▸ Task prompt: Gather each line in the entries that includes the string "mobile".

** Start **

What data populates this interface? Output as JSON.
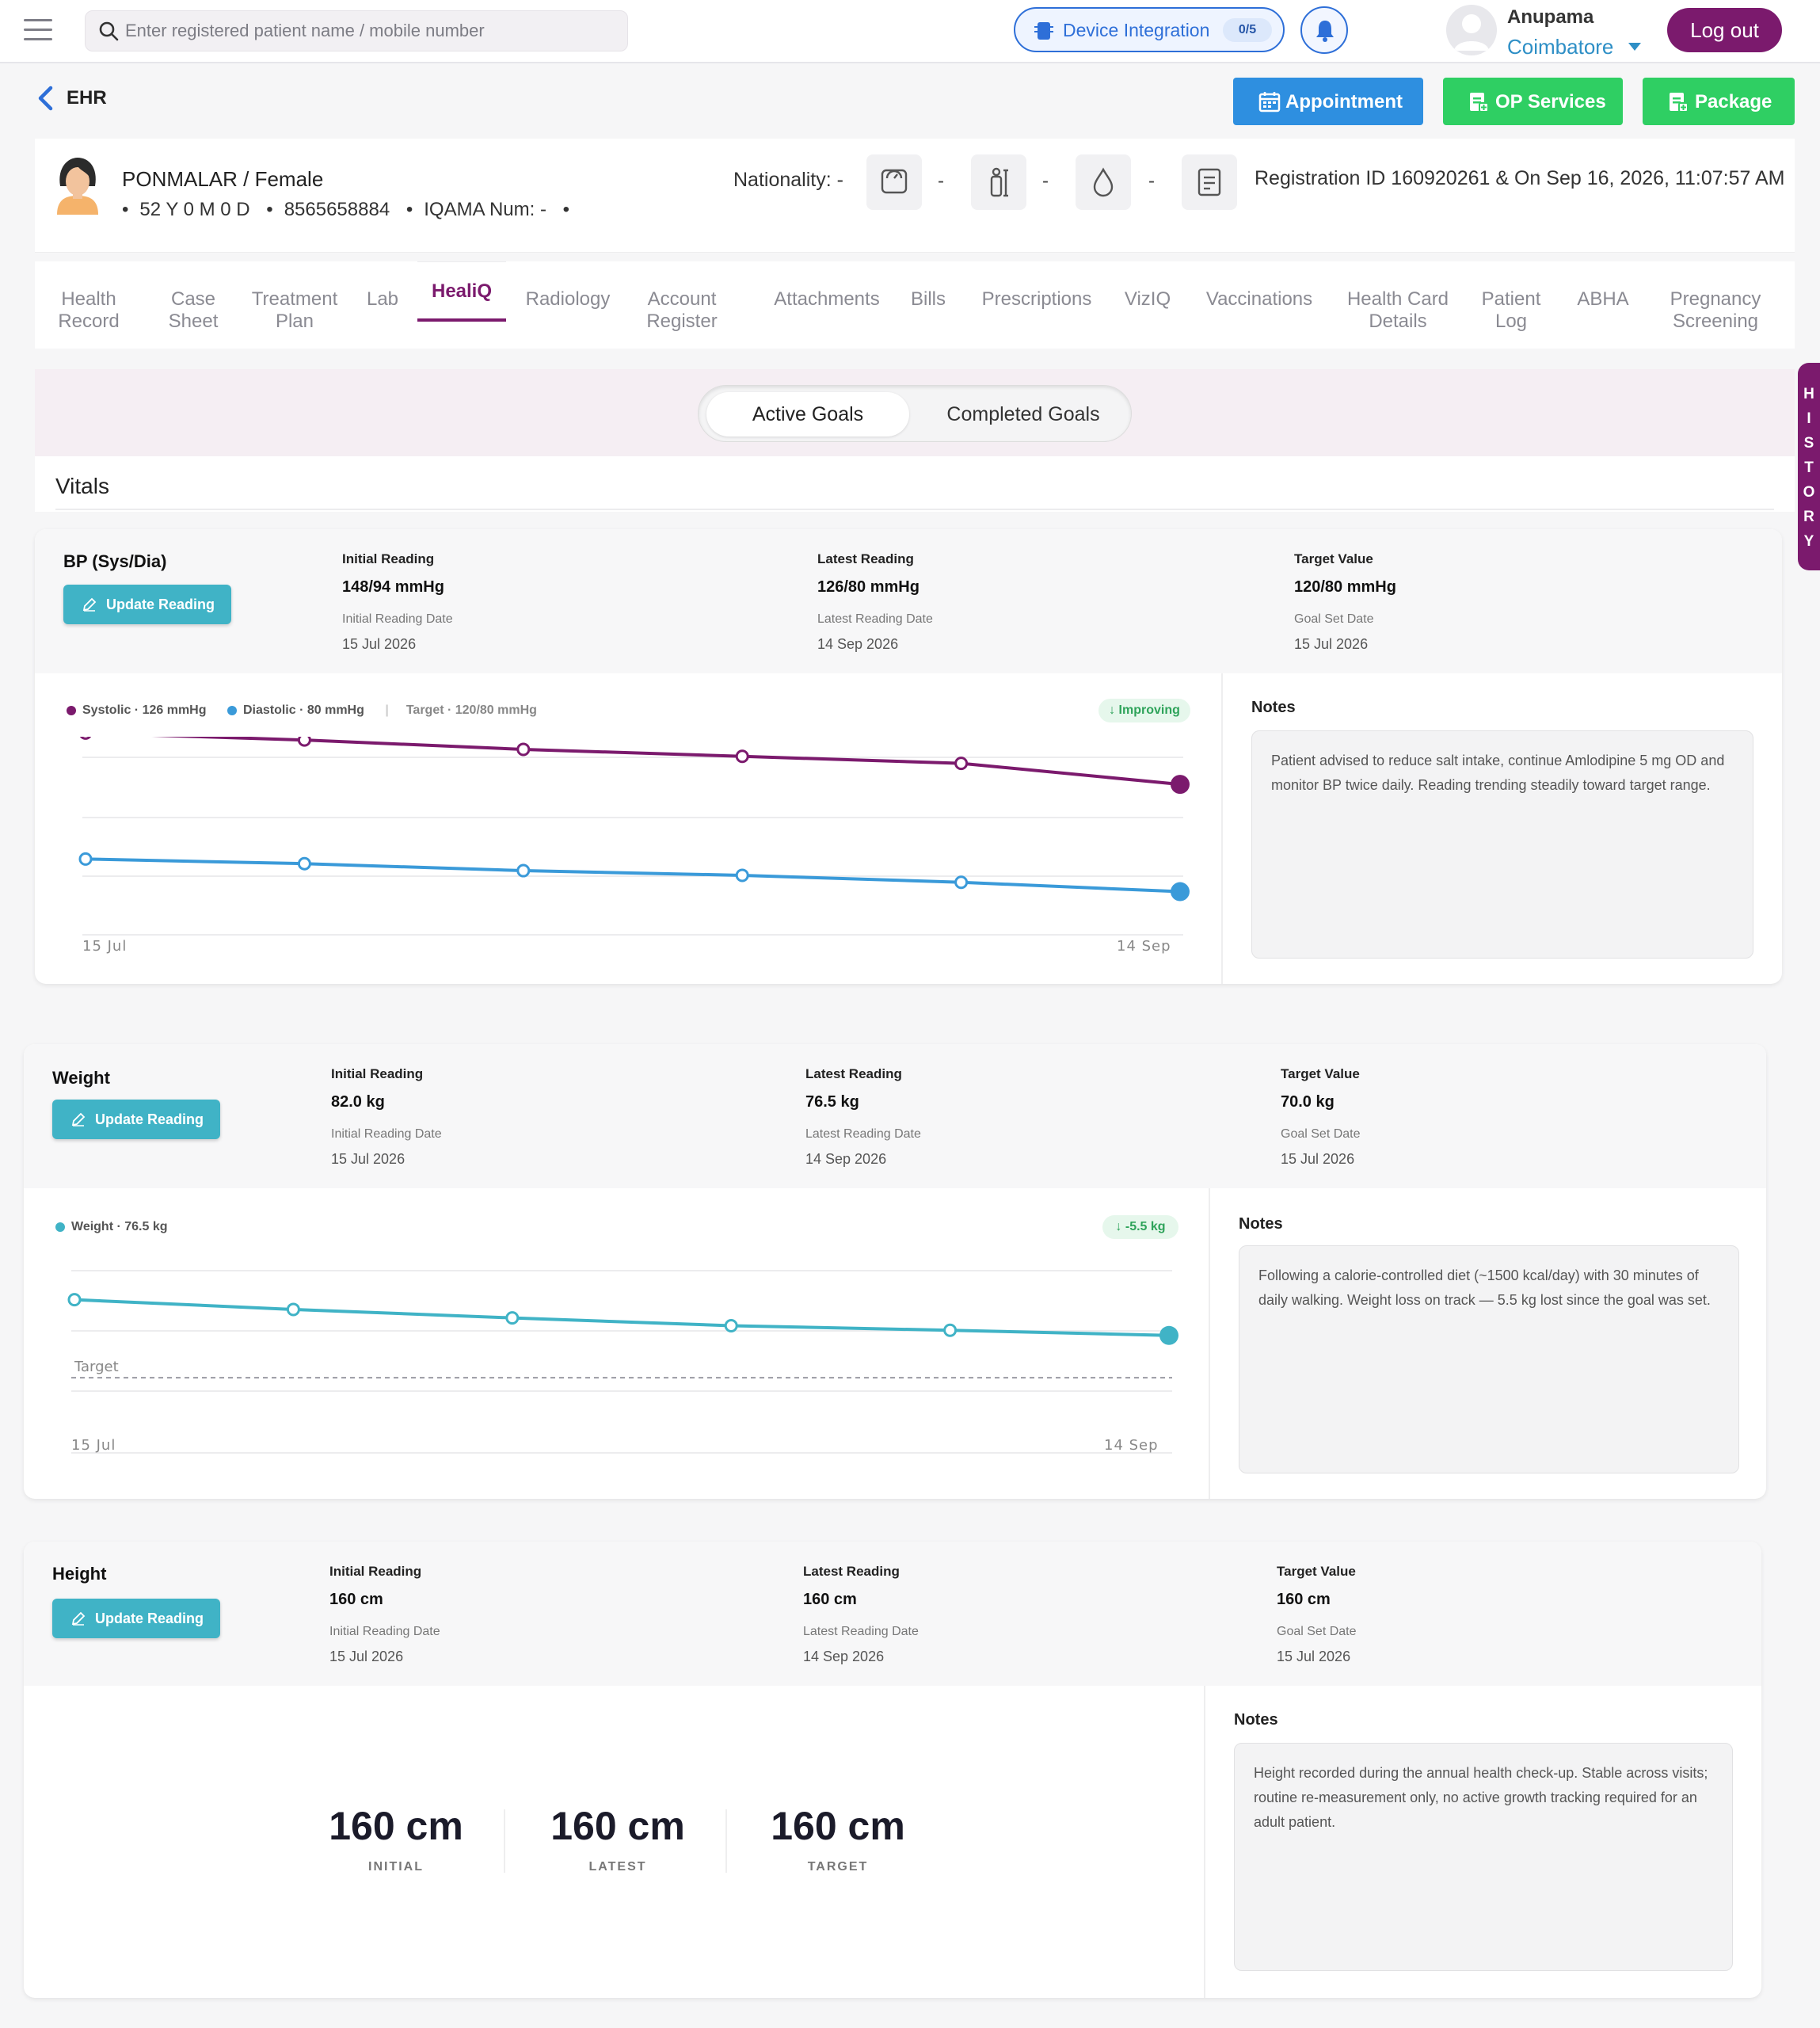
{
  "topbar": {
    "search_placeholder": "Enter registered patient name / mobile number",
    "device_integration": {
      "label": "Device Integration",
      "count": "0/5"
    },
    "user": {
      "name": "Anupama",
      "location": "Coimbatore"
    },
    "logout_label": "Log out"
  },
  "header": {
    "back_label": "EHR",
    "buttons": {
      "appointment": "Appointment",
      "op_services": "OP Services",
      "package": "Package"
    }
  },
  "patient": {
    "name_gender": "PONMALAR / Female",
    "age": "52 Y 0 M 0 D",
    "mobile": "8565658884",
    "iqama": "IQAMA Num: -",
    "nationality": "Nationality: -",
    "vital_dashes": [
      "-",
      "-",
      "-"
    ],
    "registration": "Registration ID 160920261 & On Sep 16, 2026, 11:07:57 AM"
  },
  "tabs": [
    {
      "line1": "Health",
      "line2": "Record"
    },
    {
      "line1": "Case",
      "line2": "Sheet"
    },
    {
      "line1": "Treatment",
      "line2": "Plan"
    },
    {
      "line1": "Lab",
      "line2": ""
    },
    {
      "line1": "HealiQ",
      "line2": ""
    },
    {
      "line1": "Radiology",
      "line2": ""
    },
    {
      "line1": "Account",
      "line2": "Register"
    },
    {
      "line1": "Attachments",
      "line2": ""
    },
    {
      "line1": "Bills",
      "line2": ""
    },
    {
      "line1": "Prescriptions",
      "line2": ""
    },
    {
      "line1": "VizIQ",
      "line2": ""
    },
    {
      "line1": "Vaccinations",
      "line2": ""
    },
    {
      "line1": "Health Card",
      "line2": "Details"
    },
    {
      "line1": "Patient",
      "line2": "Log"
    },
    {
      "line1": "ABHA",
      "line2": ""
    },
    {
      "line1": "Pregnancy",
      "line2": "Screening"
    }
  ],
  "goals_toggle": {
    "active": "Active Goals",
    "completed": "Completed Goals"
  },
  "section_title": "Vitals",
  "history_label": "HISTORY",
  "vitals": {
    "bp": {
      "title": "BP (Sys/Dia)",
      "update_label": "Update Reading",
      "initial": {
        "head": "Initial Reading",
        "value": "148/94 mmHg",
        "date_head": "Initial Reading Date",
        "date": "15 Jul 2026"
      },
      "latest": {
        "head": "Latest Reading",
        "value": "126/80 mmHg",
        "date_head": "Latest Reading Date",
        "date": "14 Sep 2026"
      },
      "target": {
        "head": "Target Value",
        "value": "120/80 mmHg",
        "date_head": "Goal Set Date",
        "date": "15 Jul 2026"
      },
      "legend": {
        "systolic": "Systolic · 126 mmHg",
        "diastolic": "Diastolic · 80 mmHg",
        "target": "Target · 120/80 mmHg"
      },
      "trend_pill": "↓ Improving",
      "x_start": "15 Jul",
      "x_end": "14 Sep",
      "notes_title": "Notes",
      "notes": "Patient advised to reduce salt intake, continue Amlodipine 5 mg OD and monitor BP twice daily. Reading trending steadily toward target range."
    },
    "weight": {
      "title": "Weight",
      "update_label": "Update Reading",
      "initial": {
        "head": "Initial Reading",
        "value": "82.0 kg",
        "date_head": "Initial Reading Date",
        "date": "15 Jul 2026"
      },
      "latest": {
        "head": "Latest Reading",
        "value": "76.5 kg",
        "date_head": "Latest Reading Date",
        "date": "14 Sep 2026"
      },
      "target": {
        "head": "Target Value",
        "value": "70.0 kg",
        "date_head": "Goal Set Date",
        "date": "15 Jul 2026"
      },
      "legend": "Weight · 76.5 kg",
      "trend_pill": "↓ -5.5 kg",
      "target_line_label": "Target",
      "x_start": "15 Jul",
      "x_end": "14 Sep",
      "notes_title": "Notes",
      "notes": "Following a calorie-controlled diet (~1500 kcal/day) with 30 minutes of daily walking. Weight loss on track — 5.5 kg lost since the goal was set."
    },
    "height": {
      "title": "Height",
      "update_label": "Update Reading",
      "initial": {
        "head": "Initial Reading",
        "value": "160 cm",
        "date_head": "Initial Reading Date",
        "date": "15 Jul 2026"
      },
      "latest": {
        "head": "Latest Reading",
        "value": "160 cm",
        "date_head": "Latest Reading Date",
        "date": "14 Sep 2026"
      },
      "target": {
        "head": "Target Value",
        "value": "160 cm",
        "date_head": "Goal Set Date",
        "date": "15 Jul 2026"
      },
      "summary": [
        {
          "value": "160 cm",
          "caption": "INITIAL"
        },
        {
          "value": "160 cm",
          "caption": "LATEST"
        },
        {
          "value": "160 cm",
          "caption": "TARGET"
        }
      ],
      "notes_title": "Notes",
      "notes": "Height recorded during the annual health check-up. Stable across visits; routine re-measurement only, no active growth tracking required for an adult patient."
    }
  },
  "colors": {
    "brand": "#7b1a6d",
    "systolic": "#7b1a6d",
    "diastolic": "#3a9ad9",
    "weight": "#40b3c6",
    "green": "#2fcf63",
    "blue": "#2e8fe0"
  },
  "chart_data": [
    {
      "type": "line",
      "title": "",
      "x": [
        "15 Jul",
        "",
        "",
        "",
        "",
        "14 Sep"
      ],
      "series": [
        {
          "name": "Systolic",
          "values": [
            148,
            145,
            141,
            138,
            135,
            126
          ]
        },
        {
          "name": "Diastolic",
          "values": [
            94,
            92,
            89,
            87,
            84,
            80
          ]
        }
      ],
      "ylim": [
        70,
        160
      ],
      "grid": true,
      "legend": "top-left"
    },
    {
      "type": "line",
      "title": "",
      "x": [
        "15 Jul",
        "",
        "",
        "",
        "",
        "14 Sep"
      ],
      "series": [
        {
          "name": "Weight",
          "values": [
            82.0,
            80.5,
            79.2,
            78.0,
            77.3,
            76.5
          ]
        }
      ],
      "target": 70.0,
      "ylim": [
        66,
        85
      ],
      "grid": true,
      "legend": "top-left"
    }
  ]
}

** End **
** Start **

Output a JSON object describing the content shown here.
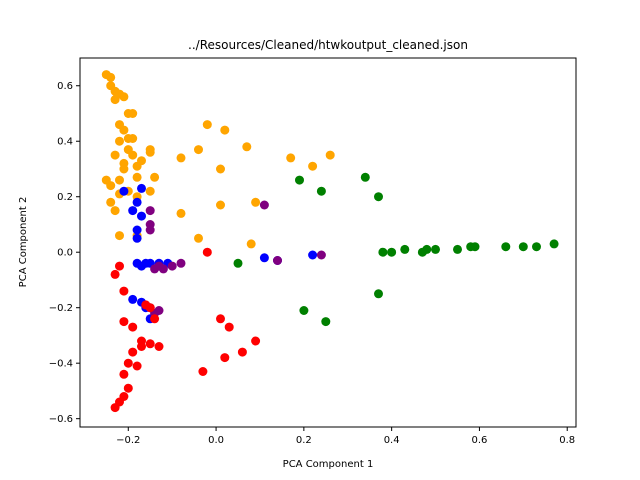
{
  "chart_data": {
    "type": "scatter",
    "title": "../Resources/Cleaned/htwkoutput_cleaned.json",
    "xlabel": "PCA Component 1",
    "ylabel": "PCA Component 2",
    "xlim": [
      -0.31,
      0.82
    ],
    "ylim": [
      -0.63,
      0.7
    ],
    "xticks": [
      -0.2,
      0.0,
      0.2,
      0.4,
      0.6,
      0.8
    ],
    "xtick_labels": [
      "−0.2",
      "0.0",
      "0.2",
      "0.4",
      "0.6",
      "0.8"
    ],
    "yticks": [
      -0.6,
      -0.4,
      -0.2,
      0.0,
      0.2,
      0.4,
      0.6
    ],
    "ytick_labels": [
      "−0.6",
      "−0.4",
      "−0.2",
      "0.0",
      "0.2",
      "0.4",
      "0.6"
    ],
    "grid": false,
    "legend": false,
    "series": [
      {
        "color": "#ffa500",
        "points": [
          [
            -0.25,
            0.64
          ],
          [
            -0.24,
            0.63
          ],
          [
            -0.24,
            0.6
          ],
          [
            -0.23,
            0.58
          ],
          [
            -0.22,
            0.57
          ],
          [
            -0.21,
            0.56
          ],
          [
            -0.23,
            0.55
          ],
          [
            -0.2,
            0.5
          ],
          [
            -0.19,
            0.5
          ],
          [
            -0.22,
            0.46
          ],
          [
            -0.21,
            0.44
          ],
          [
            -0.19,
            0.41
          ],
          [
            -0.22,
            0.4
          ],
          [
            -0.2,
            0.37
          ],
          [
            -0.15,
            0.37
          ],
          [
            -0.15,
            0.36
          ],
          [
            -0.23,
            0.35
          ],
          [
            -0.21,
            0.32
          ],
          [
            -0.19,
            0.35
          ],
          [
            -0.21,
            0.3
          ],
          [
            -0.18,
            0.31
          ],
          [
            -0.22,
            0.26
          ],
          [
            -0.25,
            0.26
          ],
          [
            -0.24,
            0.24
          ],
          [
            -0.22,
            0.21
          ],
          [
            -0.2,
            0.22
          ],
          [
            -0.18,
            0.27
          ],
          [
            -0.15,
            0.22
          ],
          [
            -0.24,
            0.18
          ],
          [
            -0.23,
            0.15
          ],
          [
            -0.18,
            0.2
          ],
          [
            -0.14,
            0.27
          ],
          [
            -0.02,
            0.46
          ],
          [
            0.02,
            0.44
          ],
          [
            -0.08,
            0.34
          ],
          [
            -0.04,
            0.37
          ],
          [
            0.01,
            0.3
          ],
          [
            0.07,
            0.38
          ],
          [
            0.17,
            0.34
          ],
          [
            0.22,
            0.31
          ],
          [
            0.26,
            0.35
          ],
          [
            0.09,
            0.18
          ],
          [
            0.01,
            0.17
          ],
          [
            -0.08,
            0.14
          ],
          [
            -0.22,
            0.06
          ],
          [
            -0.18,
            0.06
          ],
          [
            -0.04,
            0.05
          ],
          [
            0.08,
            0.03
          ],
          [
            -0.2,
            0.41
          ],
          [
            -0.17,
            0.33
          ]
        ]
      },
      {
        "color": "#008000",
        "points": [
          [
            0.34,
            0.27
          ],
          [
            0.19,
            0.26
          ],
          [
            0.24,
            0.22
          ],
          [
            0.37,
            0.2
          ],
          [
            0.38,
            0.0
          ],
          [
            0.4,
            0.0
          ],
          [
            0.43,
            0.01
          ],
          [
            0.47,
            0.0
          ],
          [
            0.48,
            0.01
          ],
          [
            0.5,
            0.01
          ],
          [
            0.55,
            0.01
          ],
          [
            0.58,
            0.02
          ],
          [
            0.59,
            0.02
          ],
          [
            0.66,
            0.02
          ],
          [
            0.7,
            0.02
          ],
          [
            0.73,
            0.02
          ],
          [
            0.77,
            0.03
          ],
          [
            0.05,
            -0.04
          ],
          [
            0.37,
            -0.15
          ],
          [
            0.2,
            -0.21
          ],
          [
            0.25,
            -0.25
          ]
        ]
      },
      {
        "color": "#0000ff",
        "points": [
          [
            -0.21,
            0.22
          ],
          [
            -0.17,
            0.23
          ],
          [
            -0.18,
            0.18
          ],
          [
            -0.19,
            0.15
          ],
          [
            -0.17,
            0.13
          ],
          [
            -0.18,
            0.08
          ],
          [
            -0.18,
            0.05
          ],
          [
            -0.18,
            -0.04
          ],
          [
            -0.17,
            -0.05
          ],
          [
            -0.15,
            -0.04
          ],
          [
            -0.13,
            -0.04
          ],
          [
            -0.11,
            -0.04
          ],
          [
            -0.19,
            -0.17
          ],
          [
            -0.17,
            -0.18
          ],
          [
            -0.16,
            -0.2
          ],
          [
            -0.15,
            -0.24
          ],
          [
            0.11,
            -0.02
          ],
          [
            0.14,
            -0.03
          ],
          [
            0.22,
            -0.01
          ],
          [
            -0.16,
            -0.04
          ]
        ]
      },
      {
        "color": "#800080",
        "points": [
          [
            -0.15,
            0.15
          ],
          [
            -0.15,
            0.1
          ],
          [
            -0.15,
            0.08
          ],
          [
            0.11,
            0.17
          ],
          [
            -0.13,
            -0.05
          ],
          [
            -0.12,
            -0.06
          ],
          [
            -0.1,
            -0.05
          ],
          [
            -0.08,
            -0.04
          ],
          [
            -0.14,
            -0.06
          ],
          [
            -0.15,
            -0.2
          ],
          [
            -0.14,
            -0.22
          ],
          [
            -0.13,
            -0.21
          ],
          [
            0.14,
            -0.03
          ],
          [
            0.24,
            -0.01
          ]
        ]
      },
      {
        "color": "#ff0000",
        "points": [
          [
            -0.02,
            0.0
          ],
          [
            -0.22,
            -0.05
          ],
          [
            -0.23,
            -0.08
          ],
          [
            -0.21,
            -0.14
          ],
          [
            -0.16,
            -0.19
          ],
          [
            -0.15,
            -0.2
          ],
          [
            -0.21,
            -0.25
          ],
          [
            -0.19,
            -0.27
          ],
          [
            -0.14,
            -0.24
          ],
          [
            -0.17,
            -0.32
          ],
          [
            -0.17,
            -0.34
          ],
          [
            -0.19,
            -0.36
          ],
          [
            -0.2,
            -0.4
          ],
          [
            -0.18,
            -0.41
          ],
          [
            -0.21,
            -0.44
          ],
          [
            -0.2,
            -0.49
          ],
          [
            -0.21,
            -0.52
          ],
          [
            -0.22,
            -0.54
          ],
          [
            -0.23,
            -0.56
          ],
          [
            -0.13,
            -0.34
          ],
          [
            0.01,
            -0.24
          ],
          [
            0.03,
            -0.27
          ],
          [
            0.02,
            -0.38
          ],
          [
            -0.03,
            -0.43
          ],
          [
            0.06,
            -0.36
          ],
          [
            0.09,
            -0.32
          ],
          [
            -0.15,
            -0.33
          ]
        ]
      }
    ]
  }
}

** End **

▸ Exercise output:
    "search_placeholder": "Enter registered patient name / mobile number",
    "mobile": "8565658884",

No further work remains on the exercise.